Items from a dataset:

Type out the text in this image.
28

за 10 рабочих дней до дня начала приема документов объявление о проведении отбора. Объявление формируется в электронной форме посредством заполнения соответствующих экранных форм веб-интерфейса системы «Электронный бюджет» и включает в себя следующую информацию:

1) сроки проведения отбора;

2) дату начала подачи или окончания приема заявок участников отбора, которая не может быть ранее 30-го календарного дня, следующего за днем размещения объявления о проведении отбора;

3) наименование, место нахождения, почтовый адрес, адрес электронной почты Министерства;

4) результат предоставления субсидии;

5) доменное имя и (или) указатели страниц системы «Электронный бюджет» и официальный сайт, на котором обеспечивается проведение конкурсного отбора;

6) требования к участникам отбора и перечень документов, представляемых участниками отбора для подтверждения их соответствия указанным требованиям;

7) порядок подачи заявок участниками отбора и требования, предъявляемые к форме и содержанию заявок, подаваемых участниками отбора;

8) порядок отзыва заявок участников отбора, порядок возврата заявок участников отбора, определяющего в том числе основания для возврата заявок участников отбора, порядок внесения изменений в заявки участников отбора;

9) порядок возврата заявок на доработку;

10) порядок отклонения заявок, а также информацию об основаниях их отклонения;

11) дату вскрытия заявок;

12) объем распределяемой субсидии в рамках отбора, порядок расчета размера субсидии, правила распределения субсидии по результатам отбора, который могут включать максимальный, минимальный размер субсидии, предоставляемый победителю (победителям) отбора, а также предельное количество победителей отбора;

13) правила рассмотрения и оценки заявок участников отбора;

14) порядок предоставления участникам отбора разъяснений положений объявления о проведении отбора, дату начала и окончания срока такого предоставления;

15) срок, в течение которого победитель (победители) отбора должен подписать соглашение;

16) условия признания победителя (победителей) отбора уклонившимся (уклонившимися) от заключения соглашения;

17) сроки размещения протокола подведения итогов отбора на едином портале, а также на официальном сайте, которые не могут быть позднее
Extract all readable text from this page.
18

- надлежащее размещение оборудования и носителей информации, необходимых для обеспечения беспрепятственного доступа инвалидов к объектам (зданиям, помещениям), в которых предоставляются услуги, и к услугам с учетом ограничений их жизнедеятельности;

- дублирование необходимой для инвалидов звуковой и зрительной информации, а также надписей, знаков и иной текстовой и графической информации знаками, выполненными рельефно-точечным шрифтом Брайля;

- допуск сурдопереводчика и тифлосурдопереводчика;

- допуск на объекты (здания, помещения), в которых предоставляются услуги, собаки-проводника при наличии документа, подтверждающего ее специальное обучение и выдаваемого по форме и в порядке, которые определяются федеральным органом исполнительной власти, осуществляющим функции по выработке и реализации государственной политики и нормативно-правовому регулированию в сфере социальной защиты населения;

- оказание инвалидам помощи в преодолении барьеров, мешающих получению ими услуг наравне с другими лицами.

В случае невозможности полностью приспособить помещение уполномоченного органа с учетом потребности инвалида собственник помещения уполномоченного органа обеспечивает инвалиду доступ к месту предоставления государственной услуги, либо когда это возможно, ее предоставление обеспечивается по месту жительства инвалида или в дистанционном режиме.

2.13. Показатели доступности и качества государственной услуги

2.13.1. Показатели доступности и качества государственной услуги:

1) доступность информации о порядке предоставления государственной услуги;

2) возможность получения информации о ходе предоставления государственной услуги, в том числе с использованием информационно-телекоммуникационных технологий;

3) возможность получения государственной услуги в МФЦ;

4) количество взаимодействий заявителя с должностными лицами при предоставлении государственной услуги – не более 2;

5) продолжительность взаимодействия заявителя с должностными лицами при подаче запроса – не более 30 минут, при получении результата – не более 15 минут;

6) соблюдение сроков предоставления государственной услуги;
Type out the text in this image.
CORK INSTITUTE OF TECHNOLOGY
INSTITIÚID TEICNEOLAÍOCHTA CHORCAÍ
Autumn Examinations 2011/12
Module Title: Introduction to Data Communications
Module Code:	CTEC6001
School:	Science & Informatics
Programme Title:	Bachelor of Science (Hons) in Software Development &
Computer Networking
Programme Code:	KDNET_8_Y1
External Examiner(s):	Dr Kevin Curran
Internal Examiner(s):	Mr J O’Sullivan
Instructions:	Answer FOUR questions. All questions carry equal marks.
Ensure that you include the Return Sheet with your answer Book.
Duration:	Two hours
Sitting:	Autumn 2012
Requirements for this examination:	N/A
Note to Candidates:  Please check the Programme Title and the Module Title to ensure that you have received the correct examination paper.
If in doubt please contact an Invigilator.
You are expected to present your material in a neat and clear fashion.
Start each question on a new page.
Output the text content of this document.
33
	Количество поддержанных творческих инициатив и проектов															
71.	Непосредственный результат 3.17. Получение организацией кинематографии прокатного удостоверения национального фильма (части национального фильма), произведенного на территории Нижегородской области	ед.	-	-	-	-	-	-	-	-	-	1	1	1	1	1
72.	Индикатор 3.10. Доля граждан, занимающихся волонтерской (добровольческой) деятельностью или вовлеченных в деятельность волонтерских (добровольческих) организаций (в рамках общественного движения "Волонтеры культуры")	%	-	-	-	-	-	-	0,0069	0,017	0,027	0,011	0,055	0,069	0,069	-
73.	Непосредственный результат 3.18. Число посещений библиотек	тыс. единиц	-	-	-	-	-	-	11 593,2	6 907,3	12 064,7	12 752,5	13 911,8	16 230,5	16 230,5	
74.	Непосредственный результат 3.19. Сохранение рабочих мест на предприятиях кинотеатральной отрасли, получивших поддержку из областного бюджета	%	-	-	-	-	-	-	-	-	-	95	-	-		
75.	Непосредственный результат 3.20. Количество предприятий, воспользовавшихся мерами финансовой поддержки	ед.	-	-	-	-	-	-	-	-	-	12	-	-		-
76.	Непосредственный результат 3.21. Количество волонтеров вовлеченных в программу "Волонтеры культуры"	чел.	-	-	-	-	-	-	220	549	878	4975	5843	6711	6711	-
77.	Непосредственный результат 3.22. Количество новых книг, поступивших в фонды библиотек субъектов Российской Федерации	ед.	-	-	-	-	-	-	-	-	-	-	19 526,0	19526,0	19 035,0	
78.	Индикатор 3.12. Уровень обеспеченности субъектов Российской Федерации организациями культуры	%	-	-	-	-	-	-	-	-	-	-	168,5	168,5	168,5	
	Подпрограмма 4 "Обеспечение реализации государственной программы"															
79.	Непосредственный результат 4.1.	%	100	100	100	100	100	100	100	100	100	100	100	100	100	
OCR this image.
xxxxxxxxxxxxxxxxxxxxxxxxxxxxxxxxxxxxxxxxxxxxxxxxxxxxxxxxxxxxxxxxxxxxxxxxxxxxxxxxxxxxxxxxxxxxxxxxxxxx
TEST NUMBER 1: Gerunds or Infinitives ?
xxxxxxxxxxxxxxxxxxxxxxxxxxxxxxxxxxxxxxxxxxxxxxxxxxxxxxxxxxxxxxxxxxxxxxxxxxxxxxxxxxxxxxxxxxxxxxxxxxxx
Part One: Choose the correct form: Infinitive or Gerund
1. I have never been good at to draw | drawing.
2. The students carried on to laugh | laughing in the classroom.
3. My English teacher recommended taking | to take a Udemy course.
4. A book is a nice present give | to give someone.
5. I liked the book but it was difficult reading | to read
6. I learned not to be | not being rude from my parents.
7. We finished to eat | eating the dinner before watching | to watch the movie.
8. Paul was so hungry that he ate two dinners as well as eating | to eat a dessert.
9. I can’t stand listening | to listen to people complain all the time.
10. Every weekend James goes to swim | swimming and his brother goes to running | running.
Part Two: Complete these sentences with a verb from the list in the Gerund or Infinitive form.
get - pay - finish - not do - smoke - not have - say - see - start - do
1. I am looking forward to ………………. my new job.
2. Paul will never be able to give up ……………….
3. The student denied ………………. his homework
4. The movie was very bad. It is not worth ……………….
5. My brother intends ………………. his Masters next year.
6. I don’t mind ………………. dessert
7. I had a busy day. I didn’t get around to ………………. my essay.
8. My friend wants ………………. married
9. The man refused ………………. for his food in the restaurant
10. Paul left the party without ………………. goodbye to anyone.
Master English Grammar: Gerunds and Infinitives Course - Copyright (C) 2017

■ Exercise instructions: Tell how many lines of the data include the word "movie", and nothing else.

■ Answer: 2